OBJECTIVE
Repeat everything in the material exactly.

· · ·

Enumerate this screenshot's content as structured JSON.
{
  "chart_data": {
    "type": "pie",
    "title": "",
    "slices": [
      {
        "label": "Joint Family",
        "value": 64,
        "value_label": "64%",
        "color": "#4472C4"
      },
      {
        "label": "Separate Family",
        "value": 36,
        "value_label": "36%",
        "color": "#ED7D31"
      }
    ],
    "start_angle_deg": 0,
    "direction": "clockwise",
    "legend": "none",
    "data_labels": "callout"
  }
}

· · ·

THE ANSWER
Enumerate this screenshot's content as structured JSON.
{
  "chart_data": {
    "type": "pie",
    "title": "",
    "slices": [
      {
        "label": "Joint Family",
        "value": 64,
        "value_label": "64%",
        "color": "#4472C4"
      },
      {
        "label": "Separate Family",
        "value": 36,
        "value_label": "36%",
        "color": "#ED7D31"
      }
    ],
    "start_angle_deg": 0,
    "direction": "clockwise",
    "legend": "none",
    "data_labels": "callout"
  }
}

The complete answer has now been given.